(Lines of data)
— START —
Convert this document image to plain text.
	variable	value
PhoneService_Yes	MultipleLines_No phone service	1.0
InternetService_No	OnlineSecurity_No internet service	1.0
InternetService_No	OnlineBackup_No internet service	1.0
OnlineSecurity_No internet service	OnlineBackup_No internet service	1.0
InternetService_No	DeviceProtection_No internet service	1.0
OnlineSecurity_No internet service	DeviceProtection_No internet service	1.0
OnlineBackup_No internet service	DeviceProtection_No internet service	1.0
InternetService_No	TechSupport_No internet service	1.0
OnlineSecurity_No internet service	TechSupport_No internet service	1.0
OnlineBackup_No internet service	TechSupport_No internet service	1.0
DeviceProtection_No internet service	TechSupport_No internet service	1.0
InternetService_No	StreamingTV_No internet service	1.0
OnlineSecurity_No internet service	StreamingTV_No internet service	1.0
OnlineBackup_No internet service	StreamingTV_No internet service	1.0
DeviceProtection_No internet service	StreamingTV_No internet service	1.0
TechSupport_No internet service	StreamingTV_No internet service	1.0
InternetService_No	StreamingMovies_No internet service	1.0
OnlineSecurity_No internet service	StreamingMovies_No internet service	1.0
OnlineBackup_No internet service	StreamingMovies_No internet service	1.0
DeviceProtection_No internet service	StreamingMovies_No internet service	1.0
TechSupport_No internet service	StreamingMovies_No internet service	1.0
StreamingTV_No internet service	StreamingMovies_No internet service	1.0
— END —
## Task objective
Write out every line of the records exactly.

## Finished exercise
Convert this document image to plain text.
	variable	value
PhoneService_Yes	MultipleLines_No phone service	1.0
InternetService_No	OnlineSecurity_No internet service	1.0
InternetService_No	OnlineBackup_No internet service	1.0
OnlineSecurity_No internet service	OnlineBackup_No internet service	1.0
InternetService_No	DeviceProtection_No internet service	1.0
OnlineSecurity_No internet service	DeviceProtection_No internet service	1.0
OnlineBackup_No internet service	DeviceProtection_No internet service	1.0
InternetService_No	TechSupport_No internet service	1.0
OnlineSecurity_No internet service	TechSupport_No internet service	1.0
OnlineBackup_No internet service	TechSupport_No internet service	1.0
DeviceProtection_No internet service	TechSupport_No internet service	1.0
InternetService_No	StreamingTV_No internet service	1.0
OnlineSecurity_No internet service	StreamingTV_No internet service	1.0
OnlineBackup_No internet service	StreamingTV_No internet service	1.0
DeviceProtection_No internet service	StreamingTV_No internet service	1.0
TechSupport_No internet service	StreamingTV_No internet service	1.0
InternetService_No	StreamingMovies_No internet service	1.0
OnlineSecurity_No internet service	StreamingMovies_No internet service	1.0
OnlineBackup_No internet service	StreamingMovies_No internet service	1.0
DeviceProtection_No internet service	StreamingMovies_No internet service	1.0
TechSupport_No internet service	StreamingMovies_No internet service	1.0
StreamingTV_No internet service	StreamingMovies_No internet service	1.0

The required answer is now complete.